* begin EXCERPTED DATA *

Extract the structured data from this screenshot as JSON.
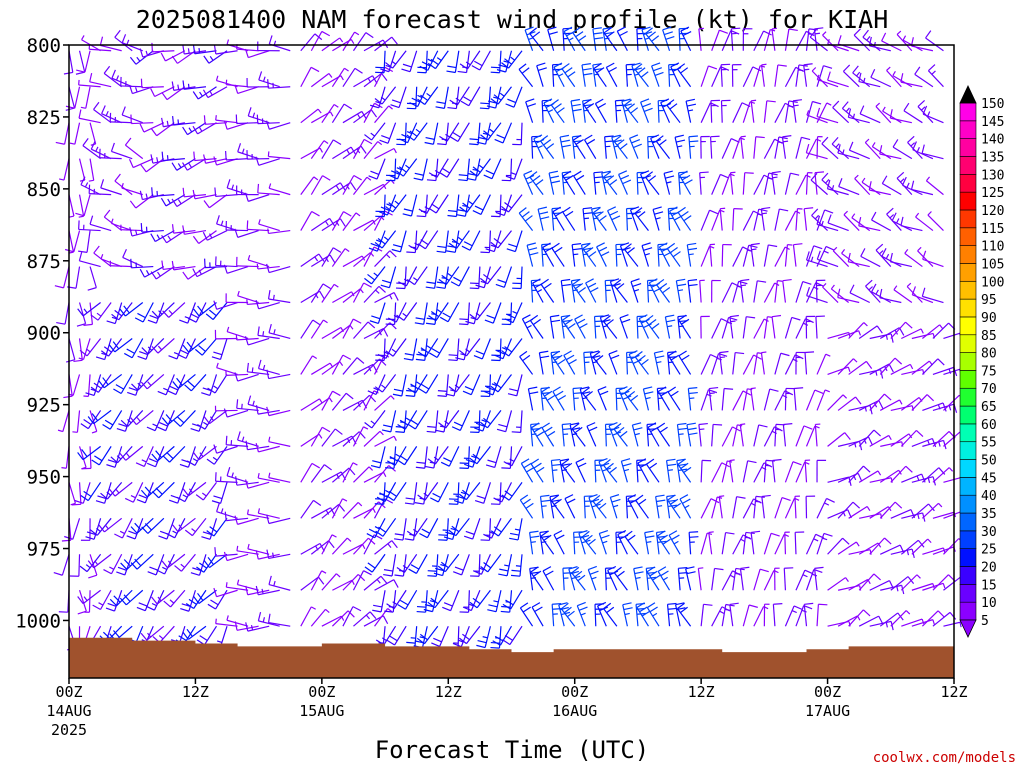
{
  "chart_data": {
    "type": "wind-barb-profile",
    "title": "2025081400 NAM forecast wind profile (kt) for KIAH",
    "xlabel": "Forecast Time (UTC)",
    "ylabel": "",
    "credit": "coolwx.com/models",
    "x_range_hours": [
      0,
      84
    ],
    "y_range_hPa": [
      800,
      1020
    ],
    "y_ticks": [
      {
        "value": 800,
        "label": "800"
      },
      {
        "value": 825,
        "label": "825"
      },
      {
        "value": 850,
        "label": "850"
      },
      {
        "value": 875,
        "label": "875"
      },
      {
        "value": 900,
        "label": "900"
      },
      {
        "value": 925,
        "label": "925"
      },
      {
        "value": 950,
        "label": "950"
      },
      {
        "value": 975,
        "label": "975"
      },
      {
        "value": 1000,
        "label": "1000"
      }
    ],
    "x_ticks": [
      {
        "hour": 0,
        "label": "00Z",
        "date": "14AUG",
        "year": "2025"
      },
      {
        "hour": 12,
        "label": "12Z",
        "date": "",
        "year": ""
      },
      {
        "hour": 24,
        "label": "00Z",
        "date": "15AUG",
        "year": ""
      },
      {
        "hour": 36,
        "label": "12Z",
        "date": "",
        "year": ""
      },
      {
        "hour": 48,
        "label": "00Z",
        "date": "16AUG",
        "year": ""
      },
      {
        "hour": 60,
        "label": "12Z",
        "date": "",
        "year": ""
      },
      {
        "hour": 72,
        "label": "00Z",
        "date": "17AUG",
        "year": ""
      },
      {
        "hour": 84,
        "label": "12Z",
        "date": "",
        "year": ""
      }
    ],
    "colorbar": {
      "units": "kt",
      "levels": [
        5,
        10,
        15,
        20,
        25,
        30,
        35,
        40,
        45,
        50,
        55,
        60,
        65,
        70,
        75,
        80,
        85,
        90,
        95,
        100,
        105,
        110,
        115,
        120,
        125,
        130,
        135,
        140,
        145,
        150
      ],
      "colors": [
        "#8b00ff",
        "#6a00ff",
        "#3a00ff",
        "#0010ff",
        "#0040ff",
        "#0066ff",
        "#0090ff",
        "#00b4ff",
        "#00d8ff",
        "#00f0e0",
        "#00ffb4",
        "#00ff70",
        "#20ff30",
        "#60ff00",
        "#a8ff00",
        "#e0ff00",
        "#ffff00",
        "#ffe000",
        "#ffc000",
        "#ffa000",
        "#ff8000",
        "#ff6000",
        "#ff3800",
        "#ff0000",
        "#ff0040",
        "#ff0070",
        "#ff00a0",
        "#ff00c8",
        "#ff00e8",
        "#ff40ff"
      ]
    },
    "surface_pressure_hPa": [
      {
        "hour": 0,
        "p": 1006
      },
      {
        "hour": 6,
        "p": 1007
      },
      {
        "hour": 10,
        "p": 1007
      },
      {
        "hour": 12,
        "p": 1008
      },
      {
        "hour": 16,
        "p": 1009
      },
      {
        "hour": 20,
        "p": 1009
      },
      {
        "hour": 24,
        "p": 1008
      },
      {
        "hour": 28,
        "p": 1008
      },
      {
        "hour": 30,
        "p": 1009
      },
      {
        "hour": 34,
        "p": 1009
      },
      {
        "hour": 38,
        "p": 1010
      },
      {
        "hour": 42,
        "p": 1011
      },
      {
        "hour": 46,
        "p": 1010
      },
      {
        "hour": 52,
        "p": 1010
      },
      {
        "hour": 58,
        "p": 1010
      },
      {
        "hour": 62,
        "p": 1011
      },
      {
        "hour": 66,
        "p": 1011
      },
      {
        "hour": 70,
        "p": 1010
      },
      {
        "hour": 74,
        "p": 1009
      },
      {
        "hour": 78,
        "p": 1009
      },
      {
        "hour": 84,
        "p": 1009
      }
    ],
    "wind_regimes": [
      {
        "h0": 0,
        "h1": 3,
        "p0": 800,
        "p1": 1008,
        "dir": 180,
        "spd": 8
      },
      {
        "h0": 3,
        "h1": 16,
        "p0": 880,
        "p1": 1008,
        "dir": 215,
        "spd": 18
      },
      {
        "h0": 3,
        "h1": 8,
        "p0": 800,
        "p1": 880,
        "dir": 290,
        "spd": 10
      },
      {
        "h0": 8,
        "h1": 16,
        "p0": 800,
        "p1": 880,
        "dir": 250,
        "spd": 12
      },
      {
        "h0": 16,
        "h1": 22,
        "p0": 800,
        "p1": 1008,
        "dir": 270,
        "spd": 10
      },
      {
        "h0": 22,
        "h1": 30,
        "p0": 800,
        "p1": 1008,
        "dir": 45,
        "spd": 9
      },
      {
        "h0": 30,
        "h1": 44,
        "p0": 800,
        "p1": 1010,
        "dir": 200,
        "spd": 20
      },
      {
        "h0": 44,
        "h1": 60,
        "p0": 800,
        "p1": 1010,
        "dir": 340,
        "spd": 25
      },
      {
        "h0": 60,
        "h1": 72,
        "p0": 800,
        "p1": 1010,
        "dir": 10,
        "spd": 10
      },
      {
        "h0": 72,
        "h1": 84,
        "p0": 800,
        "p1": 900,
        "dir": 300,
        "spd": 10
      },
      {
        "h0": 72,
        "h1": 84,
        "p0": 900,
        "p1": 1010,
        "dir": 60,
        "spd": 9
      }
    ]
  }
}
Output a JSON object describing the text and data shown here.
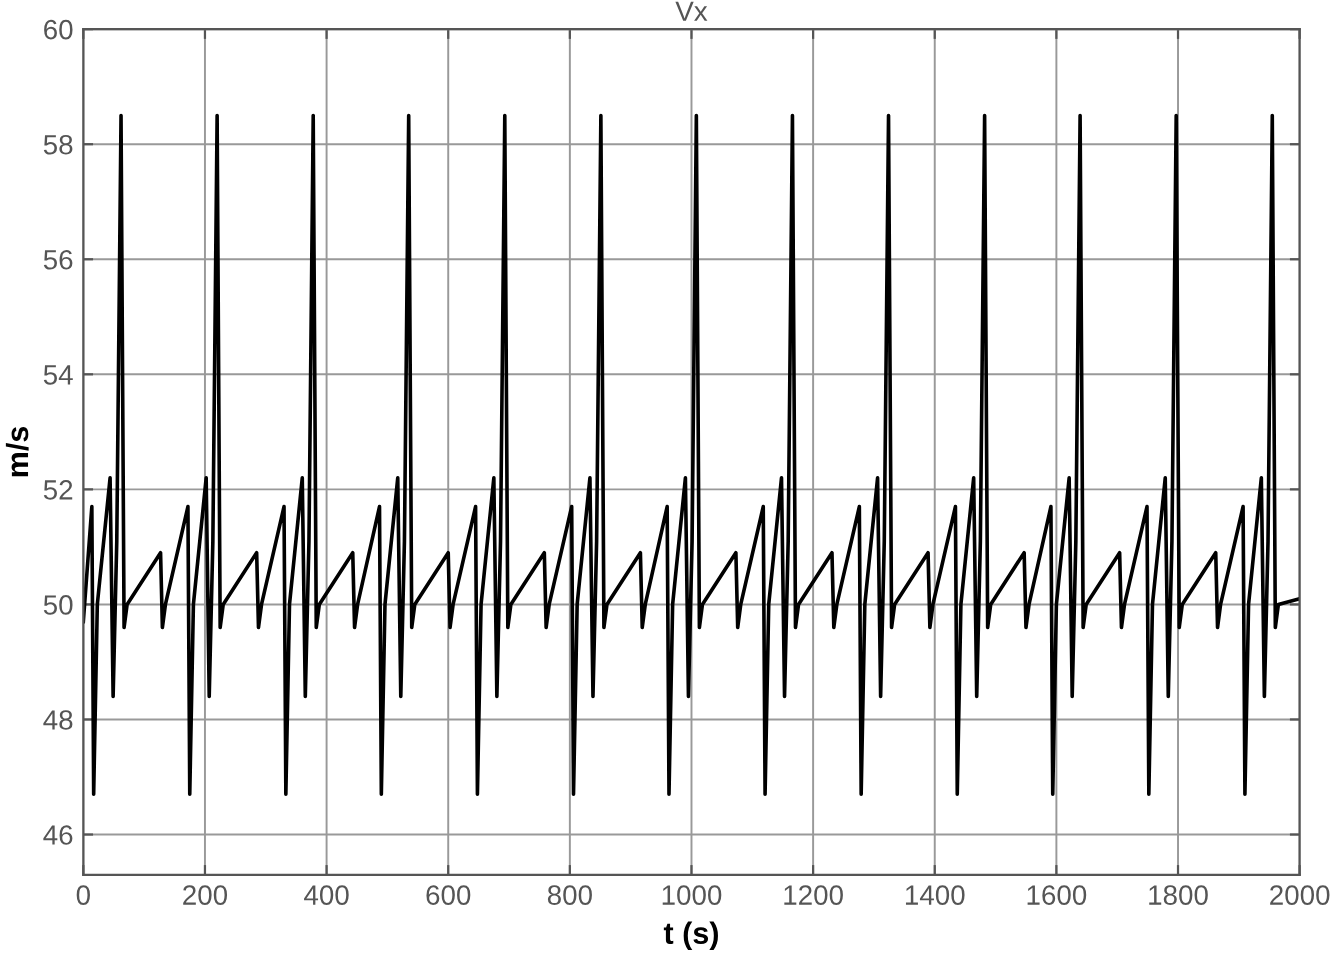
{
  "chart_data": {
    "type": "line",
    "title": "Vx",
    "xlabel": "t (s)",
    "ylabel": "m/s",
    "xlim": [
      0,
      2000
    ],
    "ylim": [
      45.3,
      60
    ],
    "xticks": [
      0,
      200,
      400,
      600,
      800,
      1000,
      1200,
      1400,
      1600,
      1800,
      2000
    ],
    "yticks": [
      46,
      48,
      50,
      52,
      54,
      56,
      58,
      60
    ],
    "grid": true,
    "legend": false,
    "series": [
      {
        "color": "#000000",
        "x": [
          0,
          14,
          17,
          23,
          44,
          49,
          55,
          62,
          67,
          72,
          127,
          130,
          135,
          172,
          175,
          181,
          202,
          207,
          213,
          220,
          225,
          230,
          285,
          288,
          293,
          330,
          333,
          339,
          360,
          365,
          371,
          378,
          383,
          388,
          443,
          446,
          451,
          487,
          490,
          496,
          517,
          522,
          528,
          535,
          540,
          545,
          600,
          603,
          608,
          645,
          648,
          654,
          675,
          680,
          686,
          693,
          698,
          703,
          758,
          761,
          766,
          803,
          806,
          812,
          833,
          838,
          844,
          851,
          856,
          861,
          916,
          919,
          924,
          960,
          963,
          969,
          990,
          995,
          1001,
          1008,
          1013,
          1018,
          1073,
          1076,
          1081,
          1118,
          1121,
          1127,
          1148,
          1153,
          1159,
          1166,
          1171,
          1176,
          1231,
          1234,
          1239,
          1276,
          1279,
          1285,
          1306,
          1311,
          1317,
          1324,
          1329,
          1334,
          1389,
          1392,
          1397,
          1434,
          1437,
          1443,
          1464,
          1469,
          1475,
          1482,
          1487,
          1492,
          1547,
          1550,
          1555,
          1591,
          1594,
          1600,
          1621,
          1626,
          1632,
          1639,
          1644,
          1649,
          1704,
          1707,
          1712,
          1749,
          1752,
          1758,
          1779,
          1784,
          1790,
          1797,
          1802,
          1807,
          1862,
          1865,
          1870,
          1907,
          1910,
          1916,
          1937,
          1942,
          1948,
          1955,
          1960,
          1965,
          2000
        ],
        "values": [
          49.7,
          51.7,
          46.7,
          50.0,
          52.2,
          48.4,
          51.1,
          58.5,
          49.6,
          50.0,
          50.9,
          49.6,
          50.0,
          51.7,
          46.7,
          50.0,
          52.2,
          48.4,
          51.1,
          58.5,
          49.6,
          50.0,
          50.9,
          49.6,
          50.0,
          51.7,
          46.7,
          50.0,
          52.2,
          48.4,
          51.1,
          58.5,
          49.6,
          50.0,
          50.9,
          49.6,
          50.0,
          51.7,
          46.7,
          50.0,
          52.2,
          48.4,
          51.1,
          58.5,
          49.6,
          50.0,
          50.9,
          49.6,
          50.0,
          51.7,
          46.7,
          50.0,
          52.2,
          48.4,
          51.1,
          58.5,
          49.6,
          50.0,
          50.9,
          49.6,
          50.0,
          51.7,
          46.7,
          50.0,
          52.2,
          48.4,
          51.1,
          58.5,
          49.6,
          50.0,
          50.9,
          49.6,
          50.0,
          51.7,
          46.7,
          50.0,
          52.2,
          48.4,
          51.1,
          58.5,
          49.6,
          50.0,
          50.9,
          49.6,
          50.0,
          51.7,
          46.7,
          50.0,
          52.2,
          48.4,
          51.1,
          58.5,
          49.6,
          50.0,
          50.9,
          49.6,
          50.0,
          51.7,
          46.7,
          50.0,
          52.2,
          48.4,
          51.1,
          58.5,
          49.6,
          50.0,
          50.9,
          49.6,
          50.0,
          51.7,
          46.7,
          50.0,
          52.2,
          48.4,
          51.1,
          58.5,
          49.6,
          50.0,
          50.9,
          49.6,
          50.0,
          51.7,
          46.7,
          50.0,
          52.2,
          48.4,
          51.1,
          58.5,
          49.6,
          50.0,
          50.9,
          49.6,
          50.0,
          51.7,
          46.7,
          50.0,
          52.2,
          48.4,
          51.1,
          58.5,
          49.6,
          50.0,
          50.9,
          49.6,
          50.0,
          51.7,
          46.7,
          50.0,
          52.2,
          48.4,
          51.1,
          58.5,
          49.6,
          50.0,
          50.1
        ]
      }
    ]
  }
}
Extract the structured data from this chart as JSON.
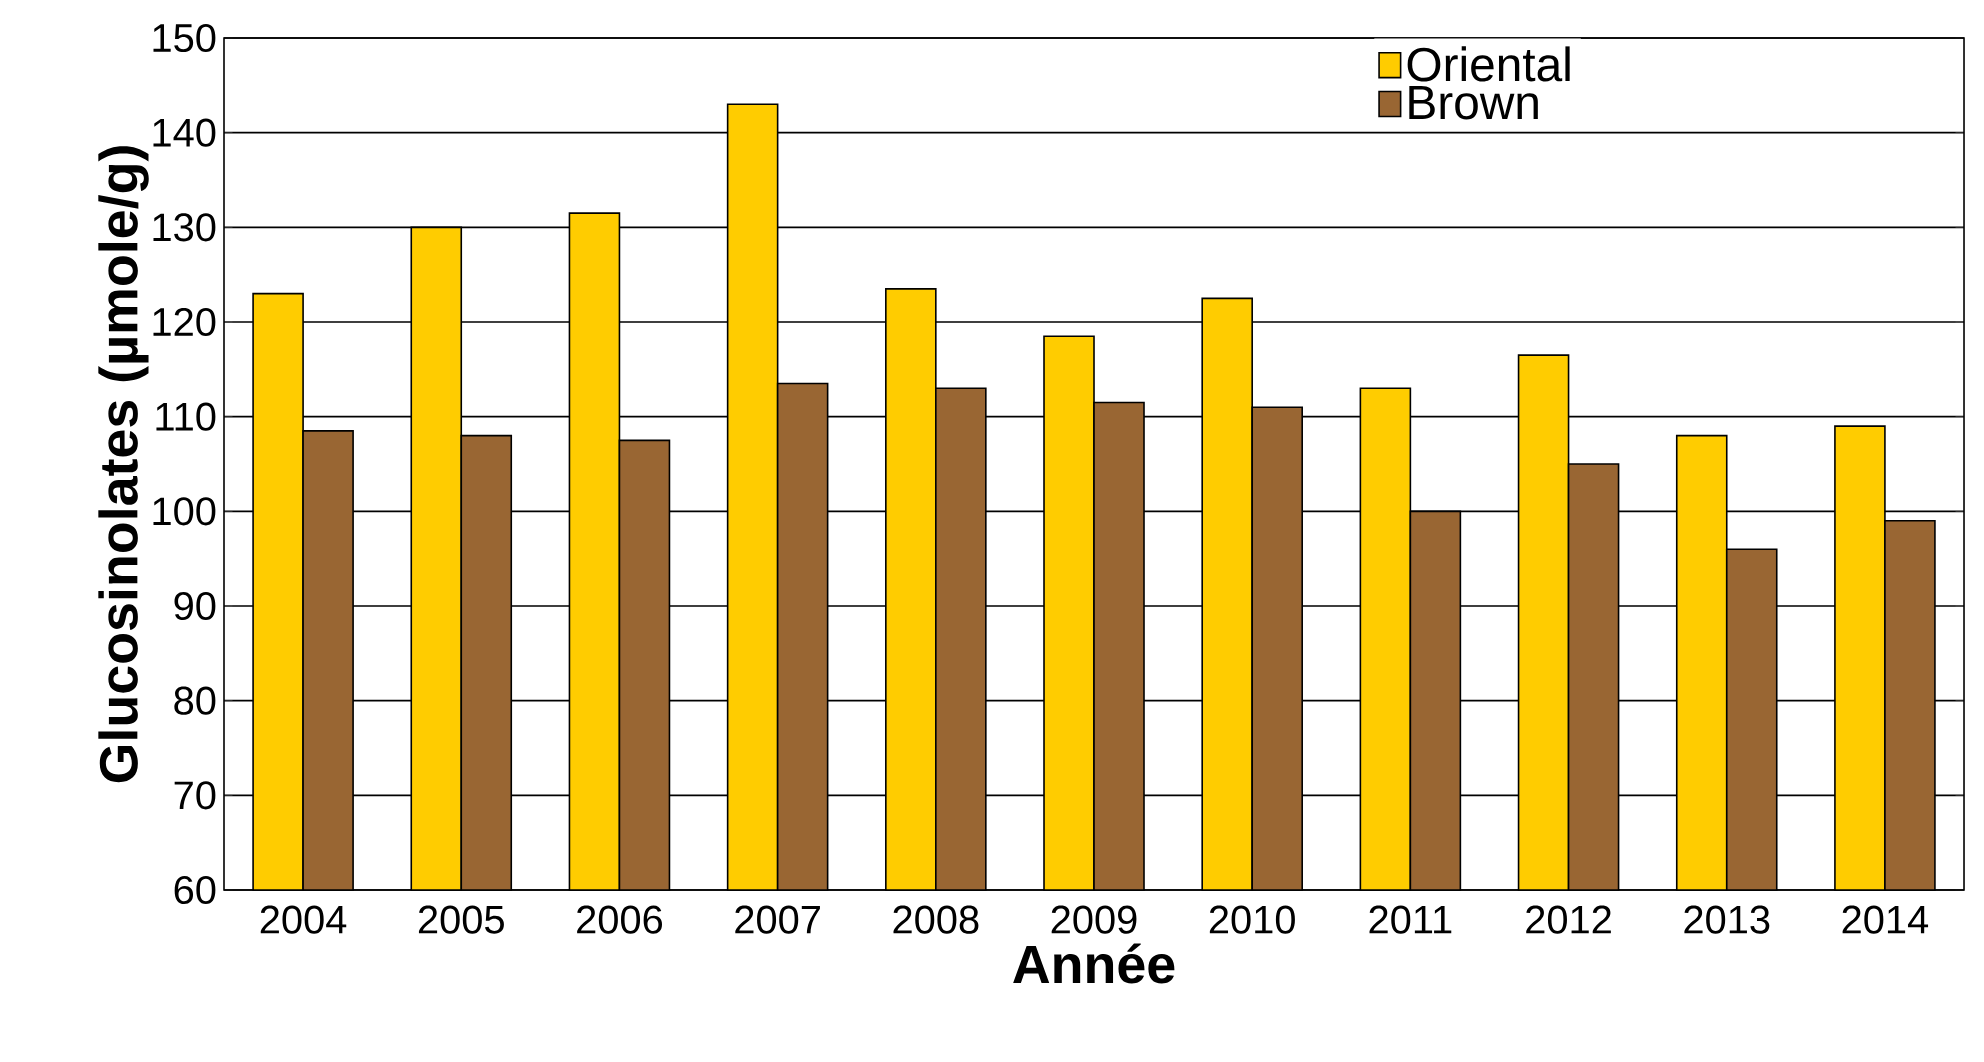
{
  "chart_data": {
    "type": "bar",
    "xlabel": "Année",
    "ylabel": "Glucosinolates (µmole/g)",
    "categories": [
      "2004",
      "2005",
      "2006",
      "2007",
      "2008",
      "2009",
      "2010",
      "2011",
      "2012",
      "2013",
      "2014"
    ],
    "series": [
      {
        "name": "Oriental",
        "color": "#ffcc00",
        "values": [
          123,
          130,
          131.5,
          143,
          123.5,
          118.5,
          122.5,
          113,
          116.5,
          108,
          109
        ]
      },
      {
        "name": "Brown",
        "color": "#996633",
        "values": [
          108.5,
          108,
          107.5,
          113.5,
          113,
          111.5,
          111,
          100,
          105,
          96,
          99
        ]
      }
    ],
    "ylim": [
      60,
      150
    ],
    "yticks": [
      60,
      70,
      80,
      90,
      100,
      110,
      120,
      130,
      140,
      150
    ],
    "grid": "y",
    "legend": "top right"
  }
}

* end EXCERPTED DATA *

▸ **EXERCISE TASK**
Select the lines that carry the string "xlabel" and copy them.

▸ **TASK RESPONSE**
    "xlabel": "Forecast Time (UTC)",
    "xlabel": "t (s)",
    "xlabel": "Année",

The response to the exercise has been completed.